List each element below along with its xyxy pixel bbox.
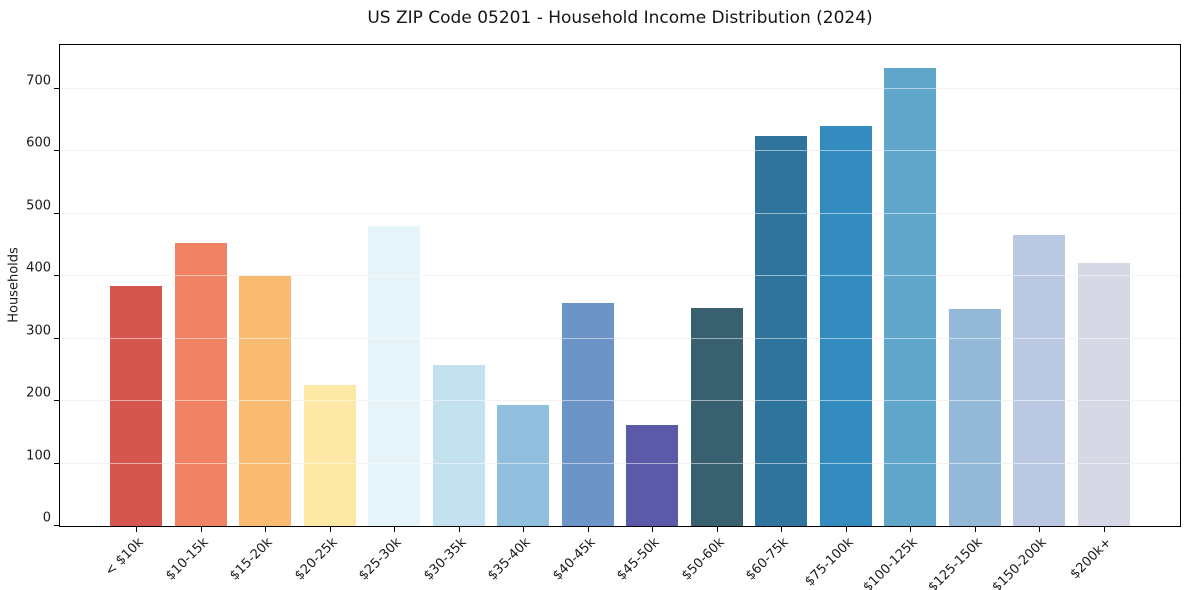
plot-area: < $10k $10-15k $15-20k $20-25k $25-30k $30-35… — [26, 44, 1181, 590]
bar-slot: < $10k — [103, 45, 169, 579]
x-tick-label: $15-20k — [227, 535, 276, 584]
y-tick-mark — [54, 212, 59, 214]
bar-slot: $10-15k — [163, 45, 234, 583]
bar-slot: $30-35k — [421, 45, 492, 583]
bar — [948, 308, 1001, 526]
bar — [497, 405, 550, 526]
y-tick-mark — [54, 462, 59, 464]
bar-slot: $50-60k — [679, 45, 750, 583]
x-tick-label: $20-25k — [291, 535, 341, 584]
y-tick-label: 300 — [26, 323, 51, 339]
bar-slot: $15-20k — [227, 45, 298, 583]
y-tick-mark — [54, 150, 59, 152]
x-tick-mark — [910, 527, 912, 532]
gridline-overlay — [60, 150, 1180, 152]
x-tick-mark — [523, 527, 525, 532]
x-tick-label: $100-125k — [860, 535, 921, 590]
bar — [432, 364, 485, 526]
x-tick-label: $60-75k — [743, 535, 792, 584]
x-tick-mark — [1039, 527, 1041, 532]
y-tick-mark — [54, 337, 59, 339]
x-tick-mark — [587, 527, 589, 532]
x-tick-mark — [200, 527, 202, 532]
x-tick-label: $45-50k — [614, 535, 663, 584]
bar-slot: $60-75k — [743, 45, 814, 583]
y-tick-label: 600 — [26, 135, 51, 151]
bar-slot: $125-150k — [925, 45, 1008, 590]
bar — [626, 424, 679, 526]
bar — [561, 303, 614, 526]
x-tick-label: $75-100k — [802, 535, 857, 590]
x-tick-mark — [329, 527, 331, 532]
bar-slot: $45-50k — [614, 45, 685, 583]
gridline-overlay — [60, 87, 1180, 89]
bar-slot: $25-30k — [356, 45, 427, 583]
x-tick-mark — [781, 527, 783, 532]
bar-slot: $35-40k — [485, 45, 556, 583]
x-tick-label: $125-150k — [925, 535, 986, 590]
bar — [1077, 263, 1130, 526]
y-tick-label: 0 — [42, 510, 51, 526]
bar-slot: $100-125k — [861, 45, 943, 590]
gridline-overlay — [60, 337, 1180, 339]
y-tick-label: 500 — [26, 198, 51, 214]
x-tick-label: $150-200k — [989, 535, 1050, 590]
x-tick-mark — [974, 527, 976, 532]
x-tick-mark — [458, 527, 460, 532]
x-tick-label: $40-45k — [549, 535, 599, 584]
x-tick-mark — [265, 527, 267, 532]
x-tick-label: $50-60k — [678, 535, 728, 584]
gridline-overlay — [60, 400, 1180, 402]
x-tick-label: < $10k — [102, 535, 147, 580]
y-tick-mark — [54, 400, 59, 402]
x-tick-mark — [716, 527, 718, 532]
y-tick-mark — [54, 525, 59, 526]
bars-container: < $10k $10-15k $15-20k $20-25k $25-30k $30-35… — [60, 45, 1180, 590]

**Work instructions:**
Retype the lines of the listing above without alteration, beginning with the line that contains "plot-area: < $10k" and continuing through the line that contains "y-tick-mark — [54, 462, 59, 464]", both included.

**Task answer:**
plot-area: < $10k $10-15k $15-20k $20-25k $25-30k $30-35… — [26, 44, 1181, 590]
bar-slot: < $10k — [103, 45, 169, 579]
x-tick-label: $15-20k — [227, 535, 276, 584]
y-tick-mark — [54, 212, 59, 214]
bar-slot: $10-15k — [163, 45, 234, 583]
bar-slot: $30-35k — [421, 45, 492, 583]
bar — [948, 308, 1001, 526]
bar — [497, 405, 550, 526]
y-tick-mark — [54, 462, 59, 464]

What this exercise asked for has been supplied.